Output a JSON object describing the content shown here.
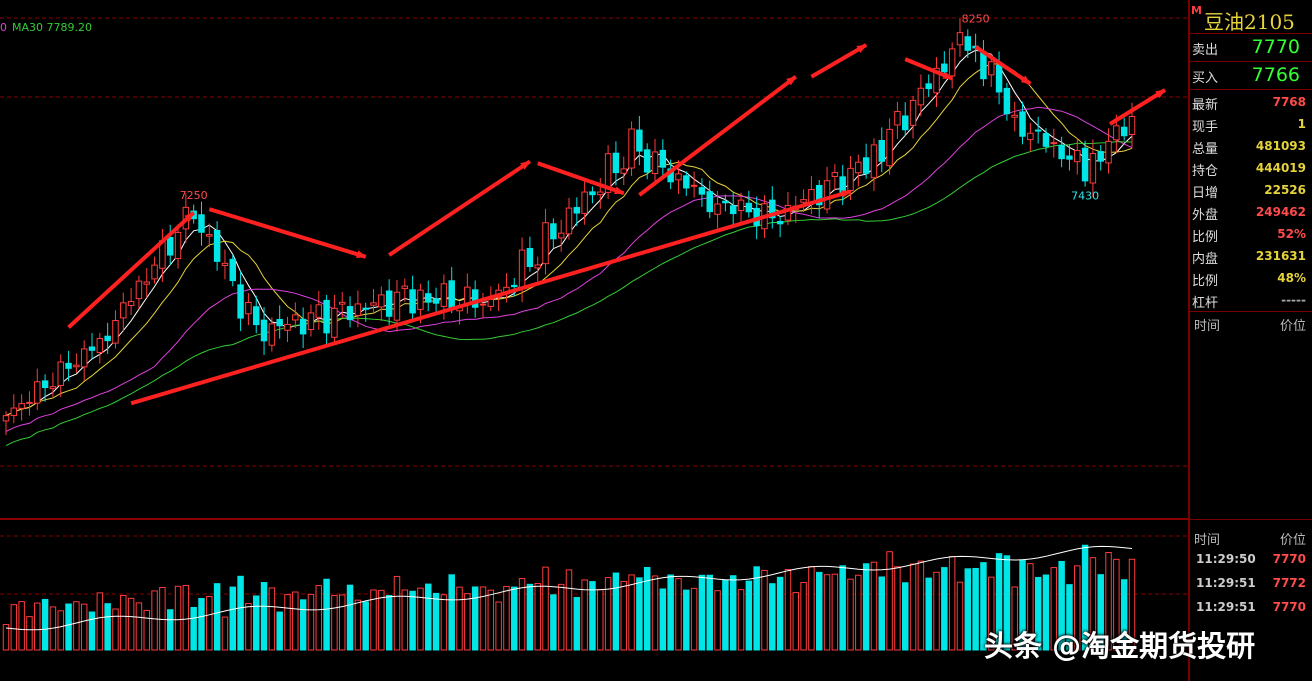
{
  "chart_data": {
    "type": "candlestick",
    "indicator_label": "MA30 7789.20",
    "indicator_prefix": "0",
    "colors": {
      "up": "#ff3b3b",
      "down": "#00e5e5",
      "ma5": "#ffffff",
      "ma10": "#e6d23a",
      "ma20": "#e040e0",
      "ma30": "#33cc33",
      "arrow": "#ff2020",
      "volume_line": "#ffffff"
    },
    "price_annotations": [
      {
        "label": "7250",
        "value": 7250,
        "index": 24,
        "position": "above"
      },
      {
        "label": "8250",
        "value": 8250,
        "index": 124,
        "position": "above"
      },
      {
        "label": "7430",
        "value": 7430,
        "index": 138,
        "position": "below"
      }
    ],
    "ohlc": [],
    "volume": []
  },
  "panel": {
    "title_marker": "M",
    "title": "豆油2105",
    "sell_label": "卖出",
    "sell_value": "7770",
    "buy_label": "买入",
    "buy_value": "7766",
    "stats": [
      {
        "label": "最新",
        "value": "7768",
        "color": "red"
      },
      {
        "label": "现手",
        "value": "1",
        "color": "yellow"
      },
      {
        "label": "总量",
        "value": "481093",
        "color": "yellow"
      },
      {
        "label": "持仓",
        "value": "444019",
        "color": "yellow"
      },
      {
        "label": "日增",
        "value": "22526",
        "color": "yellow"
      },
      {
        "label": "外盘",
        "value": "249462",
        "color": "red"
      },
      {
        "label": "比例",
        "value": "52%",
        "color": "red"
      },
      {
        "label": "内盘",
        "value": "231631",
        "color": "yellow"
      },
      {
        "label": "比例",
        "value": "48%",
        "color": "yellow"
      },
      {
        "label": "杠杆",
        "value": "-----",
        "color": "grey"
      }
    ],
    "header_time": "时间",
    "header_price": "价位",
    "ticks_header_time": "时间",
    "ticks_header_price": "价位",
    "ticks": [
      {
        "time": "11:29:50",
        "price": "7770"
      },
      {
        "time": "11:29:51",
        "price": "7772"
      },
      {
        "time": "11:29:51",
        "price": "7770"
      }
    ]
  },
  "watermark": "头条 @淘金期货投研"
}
* * *
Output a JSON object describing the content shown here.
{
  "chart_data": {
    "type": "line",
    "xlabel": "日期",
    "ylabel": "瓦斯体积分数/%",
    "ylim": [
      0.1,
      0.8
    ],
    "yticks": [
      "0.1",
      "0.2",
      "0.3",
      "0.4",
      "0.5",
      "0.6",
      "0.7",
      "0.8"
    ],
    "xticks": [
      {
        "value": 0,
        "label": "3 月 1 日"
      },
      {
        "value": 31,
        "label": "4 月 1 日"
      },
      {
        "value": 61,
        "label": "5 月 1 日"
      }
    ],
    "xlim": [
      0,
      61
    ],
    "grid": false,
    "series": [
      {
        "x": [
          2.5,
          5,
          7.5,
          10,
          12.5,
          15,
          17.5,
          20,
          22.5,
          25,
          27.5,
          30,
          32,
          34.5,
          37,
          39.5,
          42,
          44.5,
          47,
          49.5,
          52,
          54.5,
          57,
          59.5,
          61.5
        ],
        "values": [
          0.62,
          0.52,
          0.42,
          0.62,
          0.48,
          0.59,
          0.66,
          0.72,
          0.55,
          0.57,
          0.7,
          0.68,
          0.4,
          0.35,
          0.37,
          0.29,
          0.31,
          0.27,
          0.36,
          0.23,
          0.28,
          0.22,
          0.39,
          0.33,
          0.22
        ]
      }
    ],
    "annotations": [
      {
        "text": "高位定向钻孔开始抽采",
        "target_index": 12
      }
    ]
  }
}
---
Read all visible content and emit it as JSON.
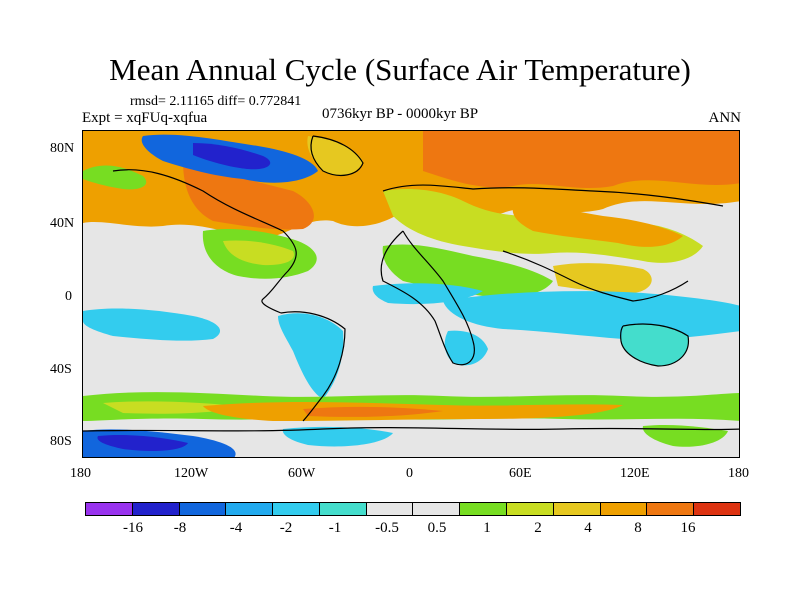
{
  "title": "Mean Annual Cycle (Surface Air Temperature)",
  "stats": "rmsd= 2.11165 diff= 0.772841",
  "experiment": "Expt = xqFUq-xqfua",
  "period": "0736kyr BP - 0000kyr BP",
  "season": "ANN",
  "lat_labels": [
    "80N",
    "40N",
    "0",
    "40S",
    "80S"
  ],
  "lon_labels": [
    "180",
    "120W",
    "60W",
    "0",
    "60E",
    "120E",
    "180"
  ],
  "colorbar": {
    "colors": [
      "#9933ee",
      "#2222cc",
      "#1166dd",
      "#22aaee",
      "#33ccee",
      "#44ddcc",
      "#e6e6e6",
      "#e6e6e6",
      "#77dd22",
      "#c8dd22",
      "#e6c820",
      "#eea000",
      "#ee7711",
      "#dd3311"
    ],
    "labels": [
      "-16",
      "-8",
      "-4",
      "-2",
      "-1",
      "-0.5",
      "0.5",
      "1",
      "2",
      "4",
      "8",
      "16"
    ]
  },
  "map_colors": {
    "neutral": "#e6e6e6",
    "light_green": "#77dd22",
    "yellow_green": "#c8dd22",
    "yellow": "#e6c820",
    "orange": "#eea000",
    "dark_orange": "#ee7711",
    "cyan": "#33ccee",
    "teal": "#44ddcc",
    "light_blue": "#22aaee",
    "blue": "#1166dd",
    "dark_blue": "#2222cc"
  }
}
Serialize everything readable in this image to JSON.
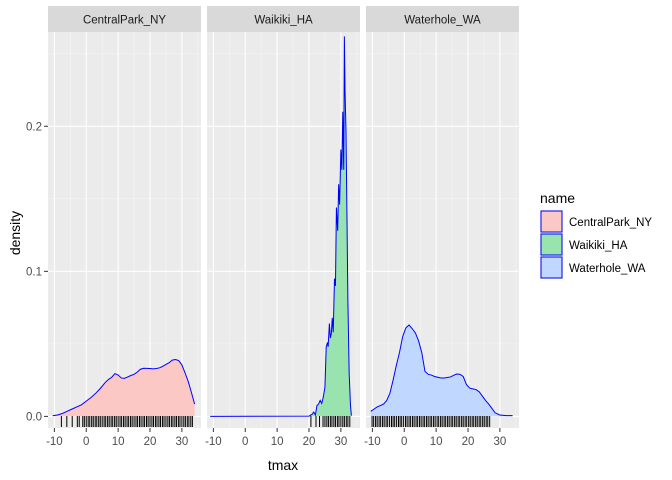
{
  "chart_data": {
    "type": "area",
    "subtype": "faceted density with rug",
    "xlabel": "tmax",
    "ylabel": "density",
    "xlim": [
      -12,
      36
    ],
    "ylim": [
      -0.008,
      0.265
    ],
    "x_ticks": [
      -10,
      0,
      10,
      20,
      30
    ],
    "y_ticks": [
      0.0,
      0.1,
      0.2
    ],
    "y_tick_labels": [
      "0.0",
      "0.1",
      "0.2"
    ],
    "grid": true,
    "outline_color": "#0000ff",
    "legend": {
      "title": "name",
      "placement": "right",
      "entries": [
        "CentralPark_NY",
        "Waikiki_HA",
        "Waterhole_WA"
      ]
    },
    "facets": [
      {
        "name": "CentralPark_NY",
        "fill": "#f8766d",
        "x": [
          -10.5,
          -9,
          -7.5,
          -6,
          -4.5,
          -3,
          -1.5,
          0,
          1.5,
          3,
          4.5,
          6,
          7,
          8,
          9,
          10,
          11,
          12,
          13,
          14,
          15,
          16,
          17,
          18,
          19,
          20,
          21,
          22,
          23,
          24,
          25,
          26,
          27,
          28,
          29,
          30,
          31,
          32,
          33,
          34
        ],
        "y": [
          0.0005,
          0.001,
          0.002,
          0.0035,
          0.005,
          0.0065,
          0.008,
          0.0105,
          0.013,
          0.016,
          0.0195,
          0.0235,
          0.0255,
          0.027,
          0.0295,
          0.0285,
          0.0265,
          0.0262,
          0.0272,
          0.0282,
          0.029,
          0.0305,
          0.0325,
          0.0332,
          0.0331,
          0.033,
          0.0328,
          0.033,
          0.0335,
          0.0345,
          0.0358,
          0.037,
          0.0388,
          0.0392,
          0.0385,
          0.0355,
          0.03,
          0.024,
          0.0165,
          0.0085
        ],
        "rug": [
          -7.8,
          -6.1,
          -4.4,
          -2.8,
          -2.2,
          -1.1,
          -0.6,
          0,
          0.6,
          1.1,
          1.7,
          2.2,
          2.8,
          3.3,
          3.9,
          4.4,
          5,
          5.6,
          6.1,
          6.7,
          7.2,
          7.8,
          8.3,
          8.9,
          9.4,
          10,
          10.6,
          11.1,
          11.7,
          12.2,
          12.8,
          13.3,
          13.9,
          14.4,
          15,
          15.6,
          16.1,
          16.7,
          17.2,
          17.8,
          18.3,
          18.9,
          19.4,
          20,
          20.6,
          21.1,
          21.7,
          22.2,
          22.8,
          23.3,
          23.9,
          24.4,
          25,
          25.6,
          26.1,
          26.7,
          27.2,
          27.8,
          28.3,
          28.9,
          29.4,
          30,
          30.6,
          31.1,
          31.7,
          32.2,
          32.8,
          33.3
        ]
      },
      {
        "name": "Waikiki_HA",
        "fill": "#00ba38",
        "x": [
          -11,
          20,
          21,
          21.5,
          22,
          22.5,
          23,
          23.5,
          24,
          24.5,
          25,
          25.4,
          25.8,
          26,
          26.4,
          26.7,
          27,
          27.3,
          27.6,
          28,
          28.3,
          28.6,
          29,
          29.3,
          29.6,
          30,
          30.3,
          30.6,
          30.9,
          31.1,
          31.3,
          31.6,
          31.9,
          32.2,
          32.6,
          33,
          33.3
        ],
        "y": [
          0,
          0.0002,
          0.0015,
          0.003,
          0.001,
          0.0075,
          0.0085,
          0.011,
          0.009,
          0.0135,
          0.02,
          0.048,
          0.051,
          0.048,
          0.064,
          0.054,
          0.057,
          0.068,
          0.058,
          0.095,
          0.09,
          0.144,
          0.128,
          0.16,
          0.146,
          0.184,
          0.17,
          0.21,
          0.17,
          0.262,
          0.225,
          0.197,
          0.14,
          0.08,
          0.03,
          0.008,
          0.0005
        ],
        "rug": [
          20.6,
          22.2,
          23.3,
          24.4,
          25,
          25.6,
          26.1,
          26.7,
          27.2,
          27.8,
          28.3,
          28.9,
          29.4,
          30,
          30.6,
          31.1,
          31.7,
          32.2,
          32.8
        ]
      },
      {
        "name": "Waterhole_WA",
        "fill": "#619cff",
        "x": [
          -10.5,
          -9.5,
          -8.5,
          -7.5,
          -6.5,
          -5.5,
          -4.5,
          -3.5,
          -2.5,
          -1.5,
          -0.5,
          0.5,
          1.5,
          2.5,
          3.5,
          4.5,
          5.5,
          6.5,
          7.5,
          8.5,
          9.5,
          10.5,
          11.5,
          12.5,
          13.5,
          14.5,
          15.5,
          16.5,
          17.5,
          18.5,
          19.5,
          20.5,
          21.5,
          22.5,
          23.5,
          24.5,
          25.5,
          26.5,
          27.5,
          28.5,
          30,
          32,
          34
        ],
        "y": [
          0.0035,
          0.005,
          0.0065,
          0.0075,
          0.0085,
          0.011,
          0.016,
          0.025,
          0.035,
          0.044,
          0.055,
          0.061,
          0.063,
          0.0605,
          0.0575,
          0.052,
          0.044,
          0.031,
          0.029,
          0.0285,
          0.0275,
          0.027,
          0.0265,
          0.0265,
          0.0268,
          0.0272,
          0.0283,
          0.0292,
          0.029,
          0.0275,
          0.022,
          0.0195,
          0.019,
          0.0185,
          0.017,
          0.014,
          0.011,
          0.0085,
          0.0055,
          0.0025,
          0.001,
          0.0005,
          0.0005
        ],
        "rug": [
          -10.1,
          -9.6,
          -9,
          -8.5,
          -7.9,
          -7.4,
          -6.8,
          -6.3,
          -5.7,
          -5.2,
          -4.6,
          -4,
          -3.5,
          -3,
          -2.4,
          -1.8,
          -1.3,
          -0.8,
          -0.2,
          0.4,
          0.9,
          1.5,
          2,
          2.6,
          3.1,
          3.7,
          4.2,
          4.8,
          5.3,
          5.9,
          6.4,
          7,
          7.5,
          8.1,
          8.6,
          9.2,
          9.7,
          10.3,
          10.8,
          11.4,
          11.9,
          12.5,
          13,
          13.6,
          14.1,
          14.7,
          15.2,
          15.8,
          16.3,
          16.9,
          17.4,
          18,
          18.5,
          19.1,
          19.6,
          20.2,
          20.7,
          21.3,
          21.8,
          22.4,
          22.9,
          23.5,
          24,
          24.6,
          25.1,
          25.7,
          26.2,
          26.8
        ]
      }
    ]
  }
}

PROBLEM TO WORK ON:
Show the lines from the data above that contain the string "density".

OUTPUT OF THE EXERCISE:
    "subtype": "faceted density with rug",
    "ylabel": "density",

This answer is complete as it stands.